Exercise prompt:
Copy out each line that has "dari" in it.

Information given:
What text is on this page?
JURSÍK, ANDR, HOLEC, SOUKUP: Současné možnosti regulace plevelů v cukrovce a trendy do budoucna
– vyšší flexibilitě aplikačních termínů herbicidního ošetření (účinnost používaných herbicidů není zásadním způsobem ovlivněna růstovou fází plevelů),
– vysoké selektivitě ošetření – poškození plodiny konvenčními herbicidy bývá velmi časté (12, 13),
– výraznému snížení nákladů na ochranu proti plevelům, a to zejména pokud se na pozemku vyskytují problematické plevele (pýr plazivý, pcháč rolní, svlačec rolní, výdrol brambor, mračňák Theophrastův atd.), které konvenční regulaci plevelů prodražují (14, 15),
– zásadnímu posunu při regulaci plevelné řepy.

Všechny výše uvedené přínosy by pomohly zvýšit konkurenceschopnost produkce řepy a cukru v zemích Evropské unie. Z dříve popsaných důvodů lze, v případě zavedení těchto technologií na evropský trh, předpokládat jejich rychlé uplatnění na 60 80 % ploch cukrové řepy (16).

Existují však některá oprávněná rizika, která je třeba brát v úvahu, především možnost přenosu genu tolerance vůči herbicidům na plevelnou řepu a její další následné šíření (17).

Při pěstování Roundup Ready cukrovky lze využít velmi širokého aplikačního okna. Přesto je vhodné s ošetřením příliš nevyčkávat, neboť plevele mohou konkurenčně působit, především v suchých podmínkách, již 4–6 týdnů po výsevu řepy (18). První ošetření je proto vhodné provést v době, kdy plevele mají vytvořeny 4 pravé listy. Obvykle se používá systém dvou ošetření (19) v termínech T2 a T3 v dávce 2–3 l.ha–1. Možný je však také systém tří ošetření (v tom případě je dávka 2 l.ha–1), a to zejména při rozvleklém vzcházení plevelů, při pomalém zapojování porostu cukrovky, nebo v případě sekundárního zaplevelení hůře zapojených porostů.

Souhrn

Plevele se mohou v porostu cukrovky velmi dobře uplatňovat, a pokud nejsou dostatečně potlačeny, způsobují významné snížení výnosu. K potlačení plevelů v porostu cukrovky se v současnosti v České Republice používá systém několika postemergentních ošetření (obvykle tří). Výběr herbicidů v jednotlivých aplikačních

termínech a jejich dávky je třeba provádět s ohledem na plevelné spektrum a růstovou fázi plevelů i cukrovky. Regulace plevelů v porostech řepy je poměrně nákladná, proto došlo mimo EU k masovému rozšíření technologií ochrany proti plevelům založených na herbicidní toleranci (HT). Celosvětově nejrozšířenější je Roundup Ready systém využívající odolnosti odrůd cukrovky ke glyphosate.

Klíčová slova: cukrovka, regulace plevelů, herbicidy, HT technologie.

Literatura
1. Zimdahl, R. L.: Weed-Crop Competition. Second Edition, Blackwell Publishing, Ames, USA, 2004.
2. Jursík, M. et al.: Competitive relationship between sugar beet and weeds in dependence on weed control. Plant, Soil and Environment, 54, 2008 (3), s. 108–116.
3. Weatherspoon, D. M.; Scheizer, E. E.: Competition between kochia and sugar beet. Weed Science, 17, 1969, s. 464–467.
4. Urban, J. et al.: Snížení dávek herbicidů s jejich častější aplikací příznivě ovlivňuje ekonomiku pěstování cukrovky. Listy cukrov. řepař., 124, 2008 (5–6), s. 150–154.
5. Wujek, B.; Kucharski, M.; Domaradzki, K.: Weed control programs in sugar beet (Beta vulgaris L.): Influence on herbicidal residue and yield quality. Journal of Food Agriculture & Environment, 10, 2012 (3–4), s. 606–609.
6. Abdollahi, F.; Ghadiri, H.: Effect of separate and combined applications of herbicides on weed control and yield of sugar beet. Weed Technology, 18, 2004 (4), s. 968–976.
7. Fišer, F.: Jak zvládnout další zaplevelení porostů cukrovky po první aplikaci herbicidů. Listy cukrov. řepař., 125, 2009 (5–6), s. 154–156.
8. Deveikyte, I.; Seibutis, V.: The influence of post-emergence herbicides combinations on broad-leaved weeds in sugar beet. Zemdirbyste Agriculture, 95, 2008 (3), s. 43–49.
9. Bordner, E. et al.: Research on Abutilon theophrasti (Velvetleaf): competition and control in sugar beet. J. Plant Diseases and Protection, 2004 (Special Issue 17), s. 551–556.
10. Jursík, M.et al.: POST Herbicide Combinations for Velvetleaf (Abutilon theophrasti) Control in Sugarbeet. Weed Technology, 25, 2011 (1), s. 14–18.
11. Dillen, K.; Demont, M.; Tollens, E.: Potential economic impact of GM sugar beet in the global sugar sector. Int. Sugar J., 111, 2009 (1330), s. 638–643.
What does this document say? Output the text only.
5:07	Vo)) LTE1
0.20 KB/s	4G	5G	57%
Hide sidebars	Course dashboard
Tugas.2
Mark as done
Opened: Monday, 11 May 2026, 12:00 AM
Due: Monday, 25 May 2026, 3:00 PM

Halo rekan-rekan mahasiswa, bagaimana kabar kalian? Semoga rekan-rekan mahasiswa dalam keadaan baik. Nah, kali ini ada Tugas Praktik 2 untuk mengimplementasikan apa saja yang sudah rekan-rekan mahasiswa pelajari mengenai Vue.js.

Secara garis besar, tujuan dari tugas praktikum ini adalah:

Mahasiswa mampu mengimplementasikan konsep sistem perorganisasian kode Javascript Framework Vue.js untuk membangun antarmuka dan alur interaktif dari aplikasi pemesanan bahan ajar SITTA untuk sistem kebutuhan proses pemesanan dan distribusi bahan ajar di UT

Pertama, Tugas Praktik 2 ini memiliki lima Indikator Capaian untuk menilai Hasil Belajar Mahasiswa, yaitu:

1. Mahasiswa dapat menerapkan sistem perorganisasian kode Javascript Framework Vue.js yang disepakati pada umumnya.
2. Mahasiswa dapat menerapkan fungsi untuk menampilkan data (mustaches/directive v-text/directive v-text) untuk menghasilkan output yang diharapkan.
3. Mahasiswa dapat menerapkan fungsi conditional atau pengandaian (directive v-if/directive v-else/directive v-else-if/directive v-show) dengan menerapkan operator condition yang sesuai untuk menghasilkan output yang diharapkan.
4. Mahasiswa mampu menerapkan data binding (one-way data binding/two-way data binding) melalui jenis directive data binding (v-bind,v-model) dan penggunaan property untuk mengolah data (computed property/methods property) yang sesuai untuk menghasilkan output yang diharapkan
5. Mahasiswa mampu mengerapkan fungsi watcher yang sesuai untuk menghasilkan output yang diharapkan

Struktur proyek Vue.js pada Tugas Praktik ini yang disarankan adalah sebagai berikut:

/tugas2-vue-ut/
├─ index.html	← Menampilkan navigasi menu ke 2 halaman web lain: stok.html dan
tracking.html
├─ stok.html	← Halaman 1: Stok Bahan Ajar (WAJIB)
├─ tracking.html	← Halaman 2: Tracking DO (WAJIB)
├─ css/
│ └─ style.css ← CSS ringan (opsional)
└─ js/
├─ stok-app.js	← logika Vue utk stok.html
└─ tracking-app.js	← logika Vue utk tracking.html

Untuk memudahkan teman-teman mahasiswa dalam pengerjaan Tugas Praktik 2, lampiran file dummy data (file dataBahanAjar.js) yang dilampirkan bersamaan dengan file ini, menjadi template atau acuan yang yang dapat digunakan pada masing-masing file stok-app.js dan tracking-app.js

Expected answer:
Secara garis besar, tujuan dari tugas praktikum ini adalah:
Mahasiswa mampu mengimplementasikan konsep sistem perorganisasian kode Javascript Framework Vue.js untuk membangun antarmuka dan alur interaktif dari aplikasi pemesanan bahan ajar SITTA untuk sistem kebutuhan proses pemesanan dan distribusi bahan ajar di UT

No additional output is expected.